### SOURCE MATERIAL
========================================
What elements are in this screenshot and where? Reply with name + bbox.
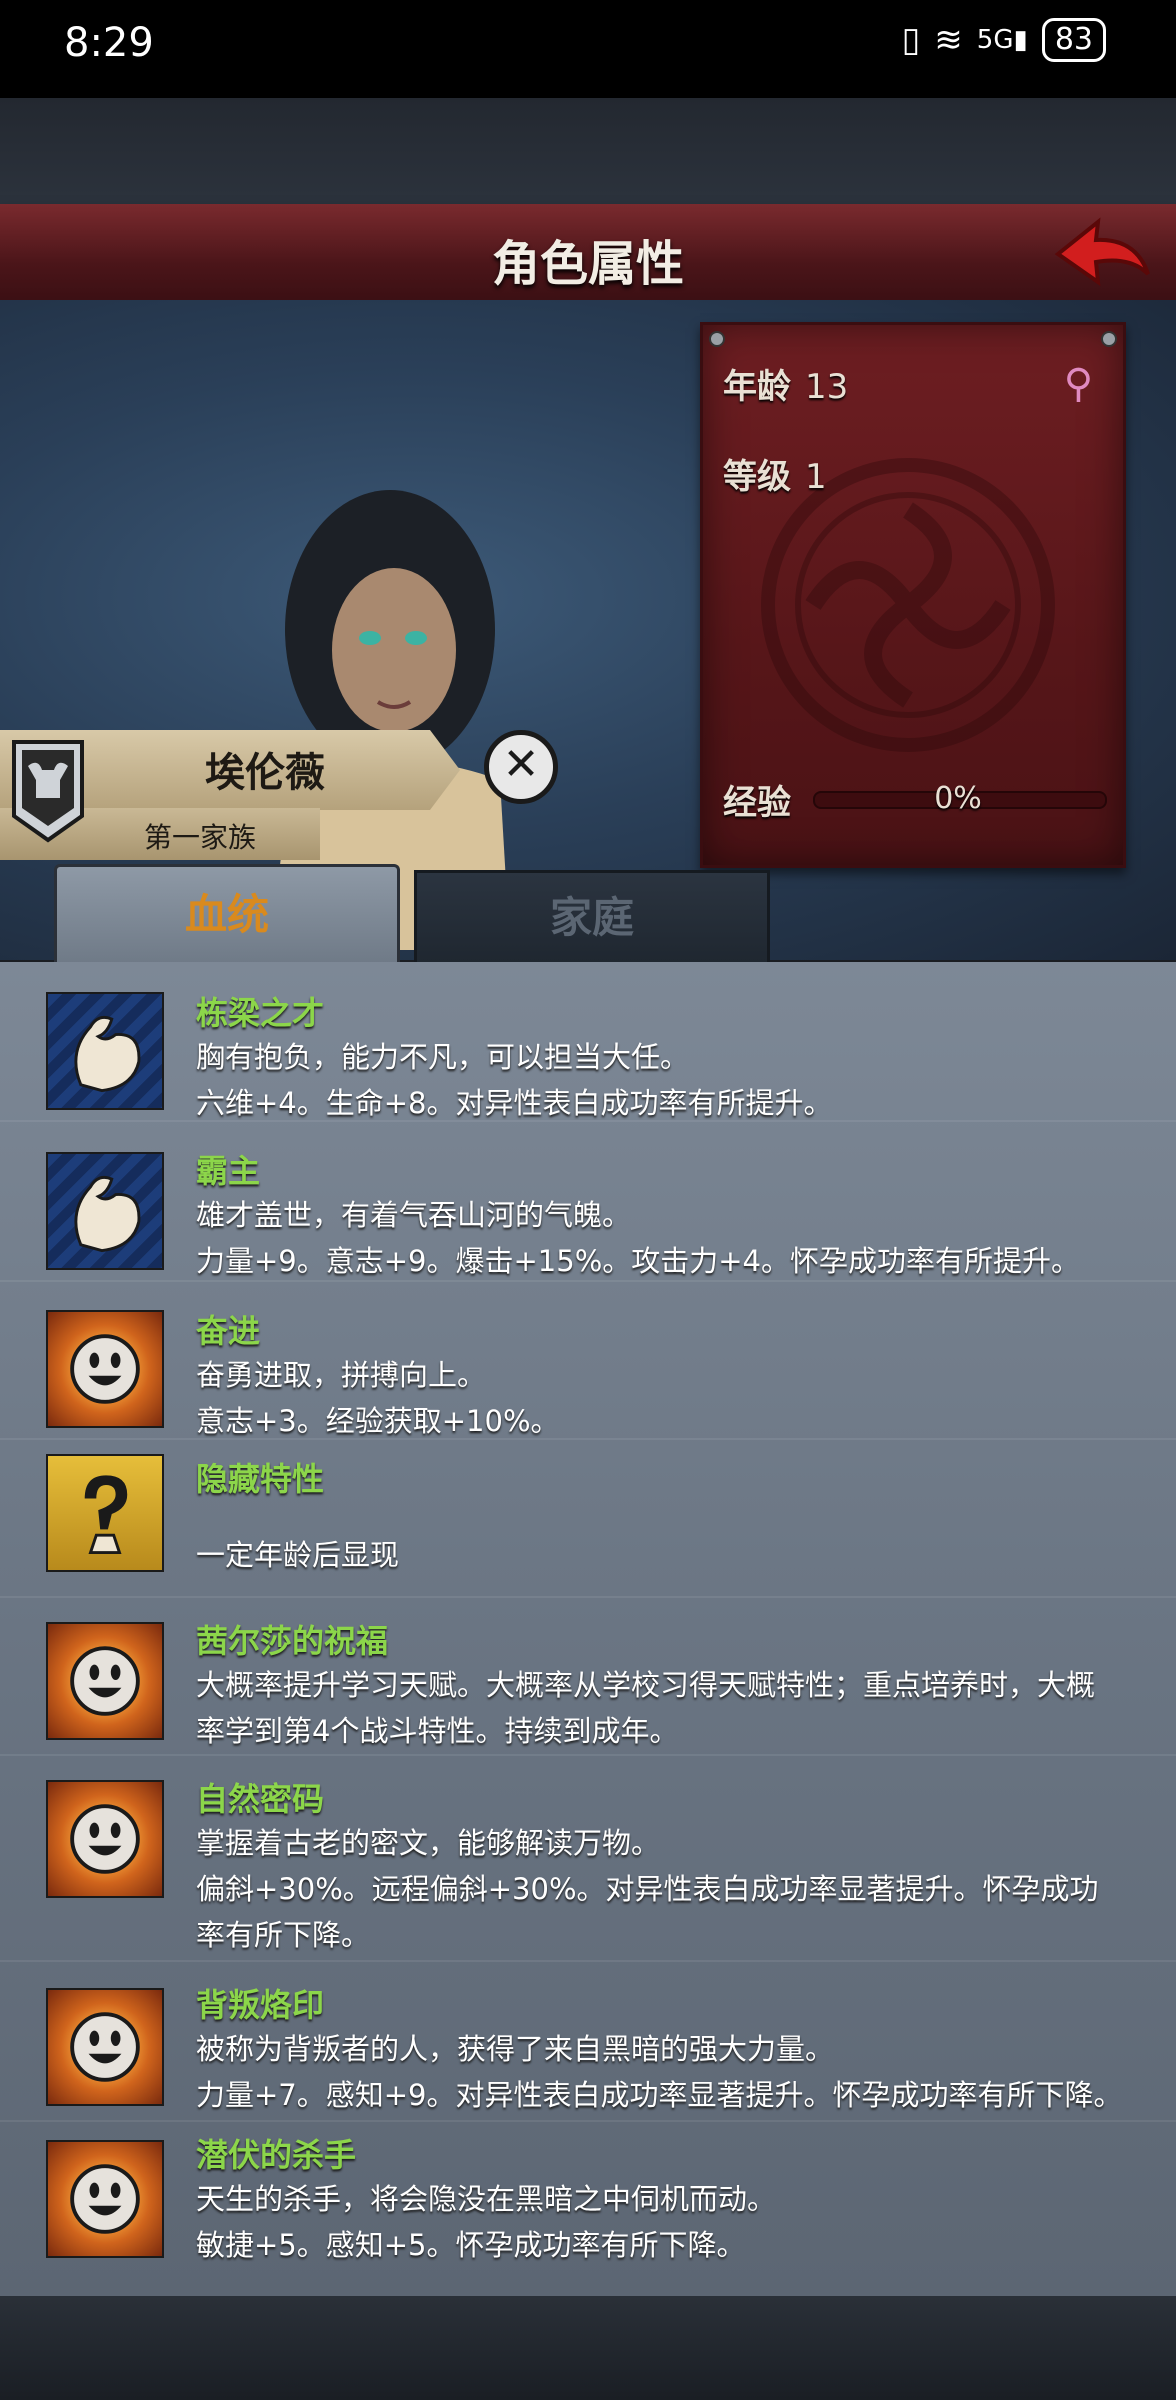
========================================
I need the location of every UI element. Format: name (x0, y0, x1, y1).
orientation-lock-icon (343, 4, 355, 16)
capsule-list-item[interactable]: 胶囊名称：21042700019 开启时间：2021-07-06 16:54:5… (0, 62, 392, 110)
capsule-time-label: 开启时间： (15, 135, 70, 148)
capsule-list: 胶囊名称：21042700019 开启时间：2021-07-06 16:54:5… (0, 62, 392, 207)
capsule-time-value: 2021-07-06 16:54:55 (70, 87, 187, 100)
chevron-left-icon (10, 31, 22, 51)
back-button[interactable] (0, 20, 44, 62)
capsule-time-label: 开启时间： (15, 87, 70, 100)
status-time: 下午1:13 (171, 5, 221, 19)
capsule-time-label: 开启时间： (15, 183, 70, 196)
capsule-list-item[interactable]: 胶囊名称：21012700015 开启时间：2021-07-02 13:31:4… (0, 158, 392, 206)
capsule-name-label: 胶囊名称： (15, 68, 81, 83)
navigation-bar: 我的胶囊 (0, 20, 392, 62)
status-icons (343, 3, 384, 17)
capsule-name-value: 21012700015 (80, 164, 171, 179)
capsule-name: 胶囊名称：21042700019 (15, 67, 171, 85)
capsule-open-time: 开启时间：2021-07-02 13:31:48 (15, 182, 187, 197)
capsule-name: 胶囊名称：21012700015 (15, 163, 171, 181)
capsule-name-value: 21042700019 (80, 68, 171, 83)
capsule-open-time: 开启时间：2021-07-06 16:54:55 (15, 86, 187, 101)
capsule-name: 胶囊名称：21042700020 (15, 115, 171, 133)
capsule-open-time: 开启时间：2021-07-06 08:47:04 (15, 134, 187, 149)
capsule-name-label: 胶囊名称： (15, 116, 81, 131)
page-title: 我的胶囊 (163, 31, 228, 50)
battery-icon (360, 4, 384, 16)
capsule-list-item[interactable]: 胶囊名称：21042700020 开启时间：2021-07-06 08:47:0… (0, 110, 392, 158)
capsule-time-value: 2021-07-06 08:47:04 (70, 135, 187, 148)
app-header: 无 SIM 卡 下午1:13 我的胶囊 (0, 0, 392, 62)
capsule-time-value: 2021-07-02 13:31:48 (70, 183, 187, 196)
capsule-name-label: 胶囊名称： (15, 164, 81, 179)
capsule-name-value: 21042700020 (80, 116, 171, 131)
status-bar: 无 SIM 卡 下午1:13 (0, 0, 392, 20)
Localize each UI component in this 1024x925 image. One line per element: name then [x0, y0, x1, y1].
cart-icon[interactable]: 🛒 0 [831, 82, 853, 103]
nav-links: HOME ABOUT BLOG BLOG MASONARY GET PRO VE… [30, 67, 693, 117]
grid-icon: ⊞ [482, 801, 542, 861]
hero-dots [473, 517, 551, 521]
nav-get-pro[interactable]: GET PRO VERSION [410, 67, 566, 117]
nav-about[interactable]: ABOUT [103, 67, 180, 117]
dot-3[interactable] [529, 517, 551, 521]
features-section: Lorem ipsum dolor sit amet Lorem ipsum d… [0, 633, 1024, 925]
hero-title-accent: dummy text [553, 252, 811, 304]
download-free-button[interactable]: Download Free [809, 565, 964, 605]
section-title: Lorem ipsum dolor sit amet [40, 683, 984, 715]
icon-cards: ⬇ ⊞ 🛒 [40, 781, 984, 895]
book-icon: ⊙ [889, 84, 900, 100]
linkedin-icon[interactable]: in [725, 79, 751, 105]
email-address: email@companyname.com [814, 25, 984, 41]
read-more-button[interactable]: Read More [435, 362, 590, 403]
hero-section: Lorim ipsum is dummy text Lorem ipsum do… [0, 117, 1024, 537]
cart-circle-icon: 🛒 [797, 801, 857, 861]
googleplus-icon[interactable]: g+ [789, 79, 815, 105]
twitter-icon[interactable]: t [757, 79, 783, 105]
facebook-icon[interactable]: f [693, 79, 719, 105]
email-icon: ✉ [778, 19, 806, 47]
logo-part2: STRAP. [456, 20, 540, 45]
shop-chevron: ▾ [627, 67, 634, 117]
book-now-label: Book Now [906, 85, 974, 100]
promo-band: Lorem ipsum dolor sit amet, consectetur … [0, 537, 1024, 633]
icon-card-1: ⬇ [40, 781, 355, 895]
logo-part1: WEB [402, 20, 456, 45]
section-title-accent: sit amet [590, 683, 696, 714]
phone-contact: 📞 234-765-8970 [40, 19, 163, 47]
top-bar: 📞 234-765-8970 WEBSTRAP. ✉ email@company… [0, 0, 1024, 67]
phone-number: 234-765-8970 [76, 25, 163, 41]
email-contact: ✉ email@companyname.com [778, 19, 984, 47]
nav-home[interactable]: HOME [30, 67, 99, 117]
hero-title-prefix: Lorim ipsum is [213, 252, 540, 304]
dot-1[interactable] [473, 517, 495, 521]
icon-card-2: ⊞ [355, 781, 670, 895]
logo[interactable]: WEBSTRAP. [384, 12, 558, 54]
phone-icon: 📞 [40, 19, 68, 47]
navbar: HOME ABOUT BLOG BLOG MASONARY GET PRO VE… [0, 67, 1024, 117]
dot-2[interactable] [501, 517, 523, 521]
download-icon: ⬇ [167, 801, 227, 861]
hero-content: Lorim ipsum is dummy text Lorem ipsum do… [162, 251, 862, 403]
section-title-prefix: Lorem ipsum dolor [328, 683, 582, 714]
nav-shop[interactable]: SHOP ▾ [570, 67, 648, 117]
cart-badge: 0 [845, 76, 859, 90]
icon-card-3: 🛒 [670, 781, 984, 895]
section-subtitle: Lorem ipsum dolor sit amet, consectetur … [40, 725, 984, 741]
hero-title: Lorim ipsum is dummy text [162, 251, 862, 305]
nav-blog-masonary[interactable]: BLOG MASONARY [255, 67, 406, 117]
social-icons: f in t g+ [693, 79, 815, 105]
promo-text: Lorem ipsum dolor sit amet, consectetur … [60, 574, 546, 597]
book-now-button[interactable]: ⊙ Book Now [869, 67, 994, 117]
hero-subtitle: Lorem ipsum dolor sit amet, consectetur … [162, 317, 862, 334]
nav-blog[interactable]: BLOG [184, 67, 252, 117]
========================================
### WORK TO COMPLETE
Format everything from the line containing "I need the location" down to the line containing "capsule-name-value: 21012700015 (80, 164, 171, 179)" as a numbered list, omitting any blank lines.

### WRITTEN SOLUTION
1. I need the location of every UI element. Format: name (x0, y0, x1, y1).
2. orientation-lock-icon (343, 4, 355, 16)
3. capsule-list-item[interactable]: 胶囊名称：21042700019 开启时间：2021-07-06 16:54:5… (0, 62, 392, 110)
4. capsule-time-label: 开启时间： (15, 135, 70, 148)
5. capsule-list: 胶囊名称：21042700019 开启时间：2021-07-06 16:54:5… (0, 62, 392, 207)
6. capsule-time-value: 2021-07-06 16:54:55 (70, 87, 187, 100)
7. chevron-left-icon (10, 31, 22, 51)
8. back-button[interactable] (0, 20, 44, 62)
9. capsule-time-label: 开启时间： (15, 87, 70, 100)
10. status-time: 下午1:13 (171, 5, 221, 19)
11. capsule-time-label: 开启时间： (15, 183, 70, 196)
12. capsule-list-item[interactable]: 胶囊名称：21012700015 开启时间：2021-07-02 13:31:4… (0, 158, 392, 206)
13. capsule-name-label: 胶囊名称： (15, 68, 81, 83)
14. navigation-bar: 我的胶囊 (0, 20, 392, 62)
15. status-icons (343, 3, 384, 17)
16. capsule-name-value: 21012700015 (80, 164, 171, 179)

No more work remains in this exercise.